* _Requirements_: Every line of the material is to be quoted verbatim, minus the pictures.

* _Given information_:
----------------------------------------

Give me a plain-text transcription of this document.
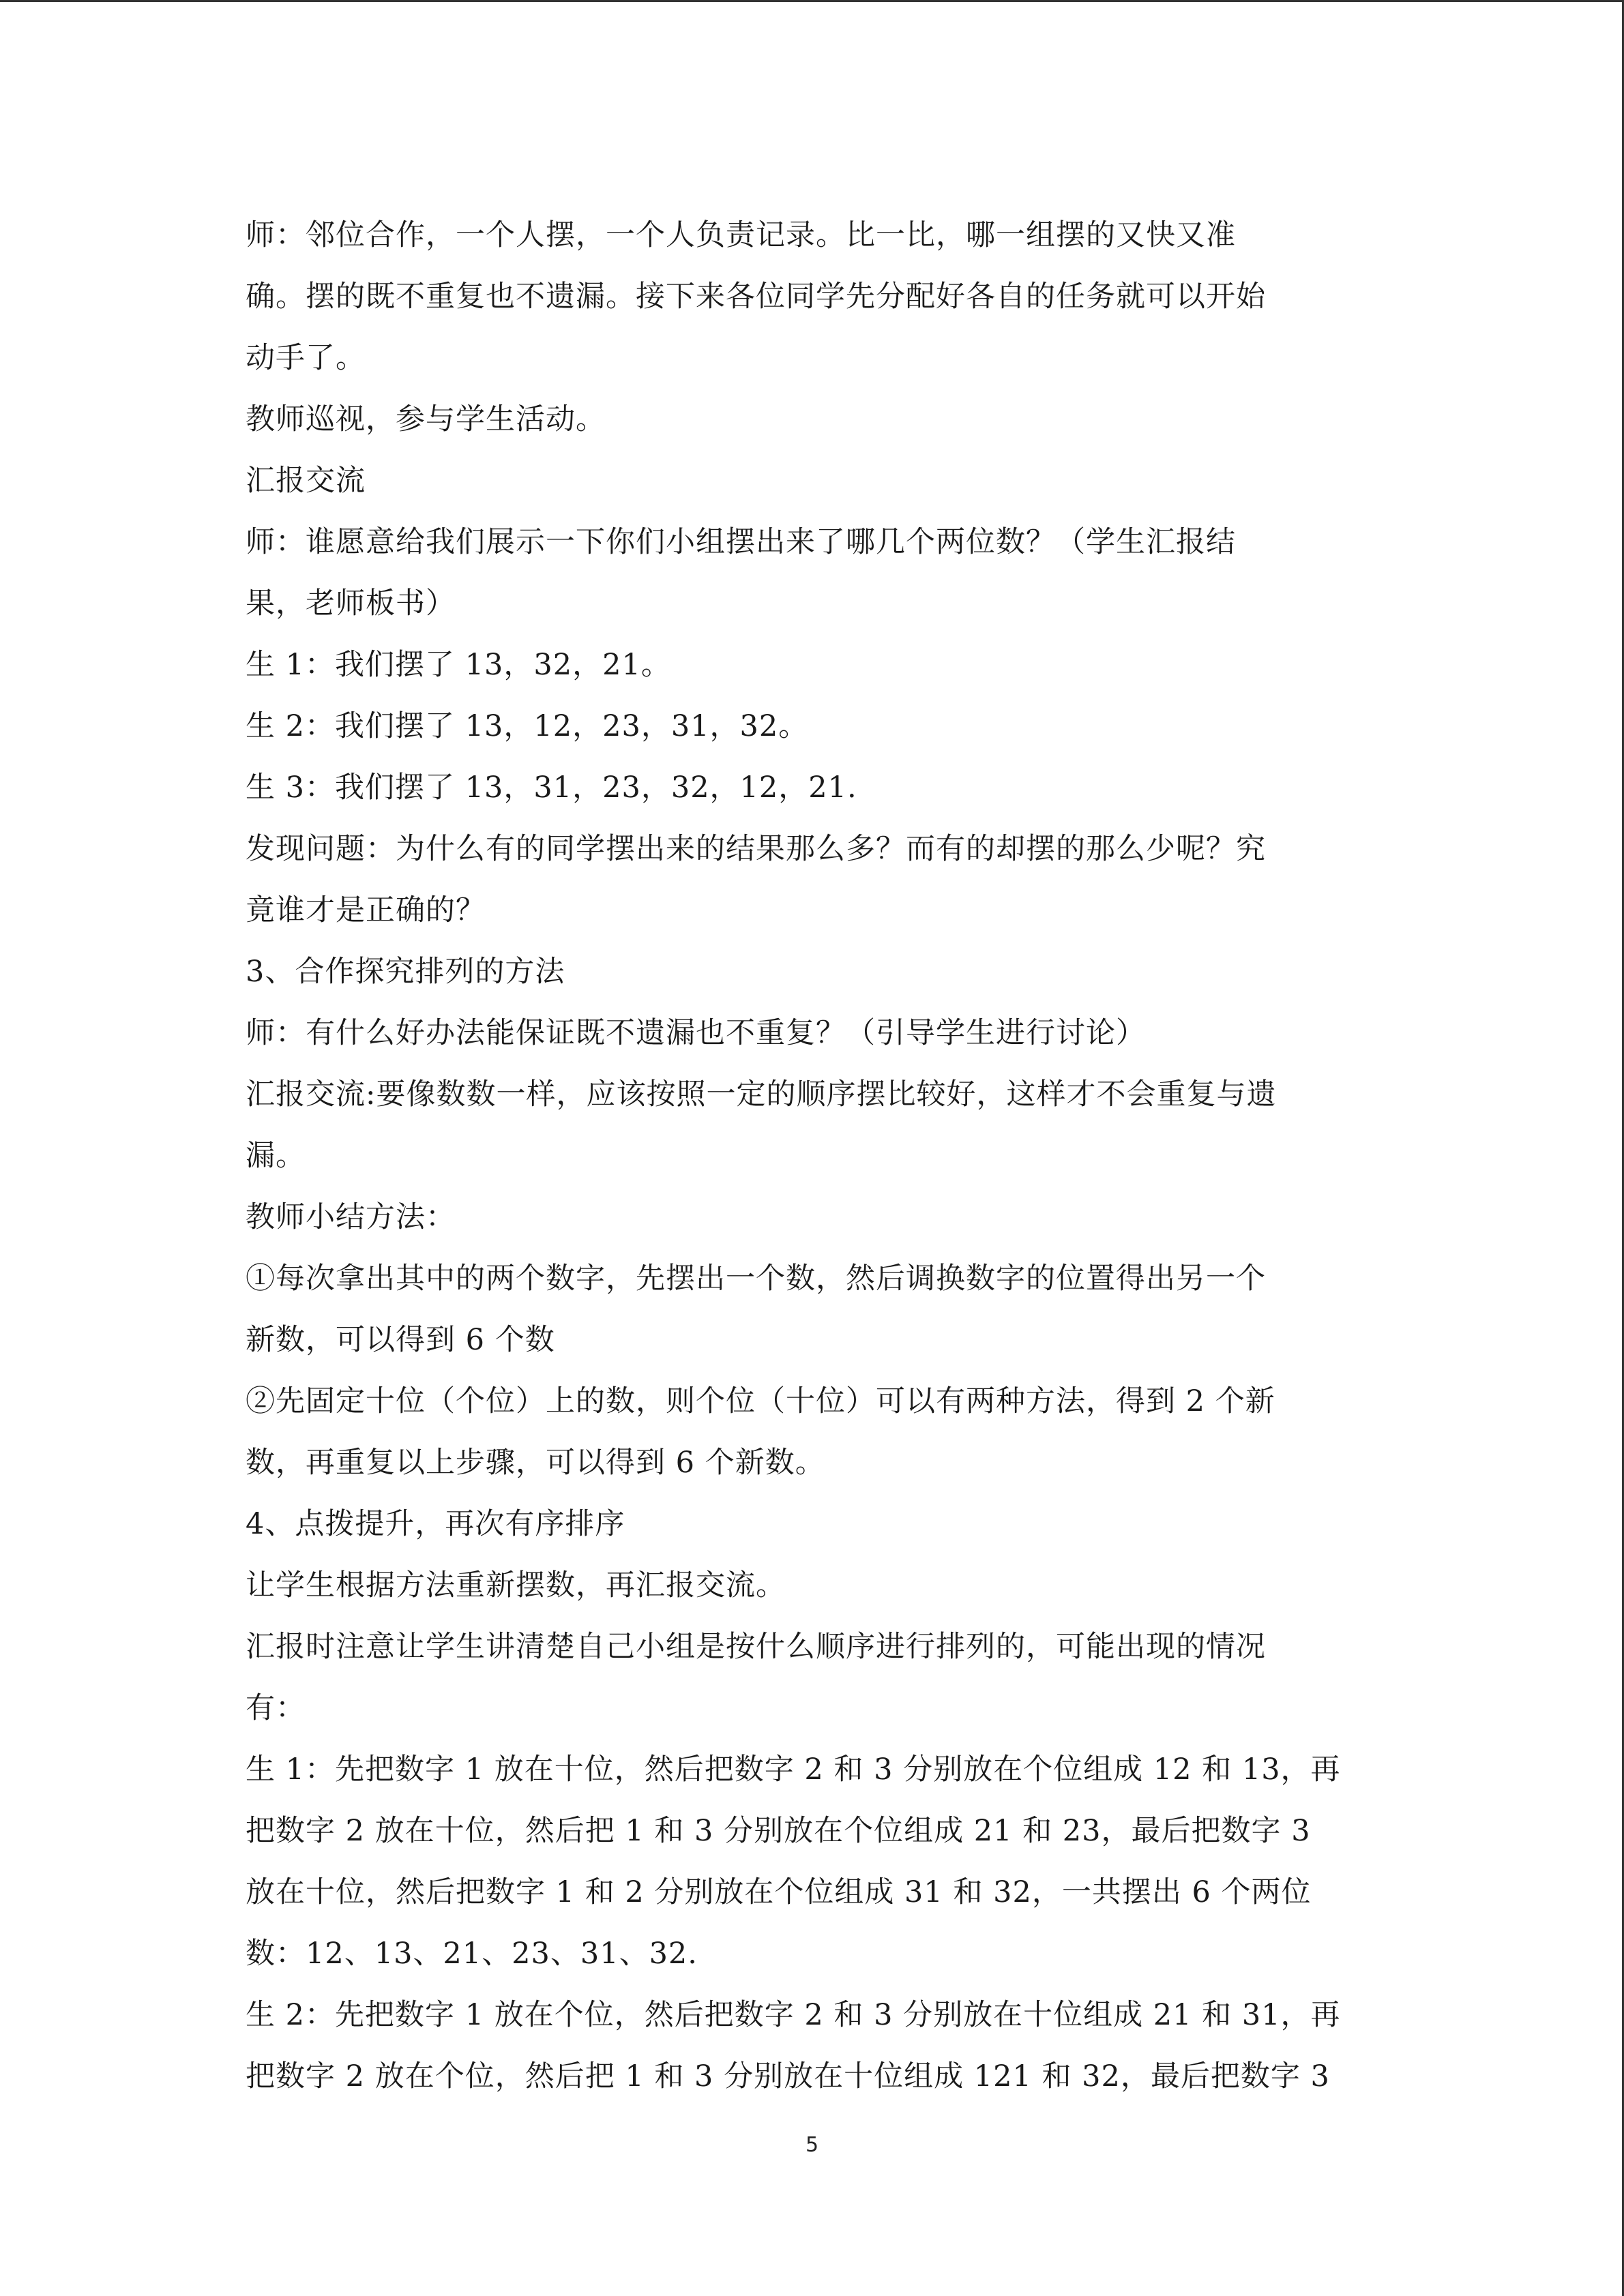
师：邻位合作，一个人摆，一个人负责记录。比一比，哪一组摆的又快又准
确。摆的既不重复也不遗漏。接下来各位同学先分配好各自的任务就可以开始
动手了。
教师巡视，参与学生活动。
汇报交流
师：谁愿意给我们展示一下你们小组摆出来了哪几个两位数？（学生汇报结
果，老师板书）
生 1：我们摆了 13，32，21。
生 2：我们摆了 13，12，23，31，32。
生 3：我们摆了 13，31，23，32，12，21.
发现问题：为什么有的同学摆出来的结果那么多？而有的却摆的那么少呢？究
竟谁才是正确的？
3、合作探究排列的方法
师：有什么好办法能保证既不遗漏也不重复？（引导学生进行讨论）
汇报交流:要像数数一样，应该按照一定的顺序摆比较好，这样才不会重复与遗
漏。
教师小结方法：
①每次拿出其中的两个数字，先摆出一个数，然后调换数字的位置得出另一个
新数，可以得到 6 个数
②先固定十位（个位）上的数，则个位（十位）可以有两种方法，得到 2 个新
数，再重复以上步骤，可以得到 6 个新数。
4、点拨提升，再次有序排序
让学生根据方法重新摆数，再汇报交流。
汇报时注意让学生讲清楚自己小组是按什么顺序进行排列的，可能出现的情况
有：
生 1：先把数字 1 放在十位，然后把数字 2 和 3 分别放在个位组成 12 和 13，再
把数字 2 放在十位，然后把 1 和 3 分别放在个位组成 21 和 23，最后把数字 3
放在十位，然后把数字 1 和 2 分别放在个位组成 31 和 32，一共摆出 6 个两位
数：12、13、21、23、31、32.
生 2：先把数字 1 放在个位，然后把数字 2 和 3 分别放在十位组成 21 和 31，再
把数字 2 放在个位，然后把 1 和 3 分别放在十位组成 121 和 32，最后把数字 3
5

----------------------------------------

* _Task response_:
Give me a plain-text transcription of this document.
师：邻位合作，一个人摆，一个人负责记录。比一比，哪一组摆的又快又准
确。摆的既不重复也不遗漏。接下来各位同学先分配好各自的任务就可以开始
动手了。
教师巡视，参与学生活动。
汇报交流
师：谁愿意给我们展示一下你们小组摆出来了哪几个两位数？（学生汇报结
果，老师板书）
生 1：我们摆了 13，32，21。
生 2：我们摆了 13，12，23，31，32。
生 3：我们摆了 13，31，23，32，12，21.
发现问题：为什么有的同学摆出来的结果那么多？而有的却摆的那么少呢？究
竟谁才是正确的？
3、合作探究排列的方法
师：有什么好办法能保证既不遗漏也不重复？（引导学生进行讨论）
汇报交流:要像数数一样，应该按照一定的顺序摆比较好，这样才不会重复与遗
漏。
教师小结方法：
①每次拿出其中的两个数字，先摆出一个数，然后调换数字的位置得出另一个
新数，可以得到 6 个数
②先固定十位（个位）上的数，则个位（十位）可以有两种方法，得到 2 个新
数，再重复以上步骤，可以得到 6 个新数。
4、点拨提升，再次有序排序
让学生根据方法重新摆数，再汇报交流。
汇报时注意让学生讲清楚自己小组是按什么顺序进行排列的，可能出现的情况
有：
生 1：先把数字 1 放在十位，然后把数字 2 和 3 分别放在个位组成 12 和 13，再
把数字 2 放在十位，然后把 1 和 3 分别放在个位组成 21 和 23，最后把数字 3
放在十位，然后把数字 1 和 2 分别放在个位组成 31 和 32，一共摆出 6 个两位
数：12、13、21、23、31、32.
生 2：先把数字 1 放在个位，然后把数字 2 和 3 分别放在十位组成 21 和 31，再
把数字 2 放在个位，然后把 1 和 3 分别放在十位组成 121 和 32，最后把数字 3
5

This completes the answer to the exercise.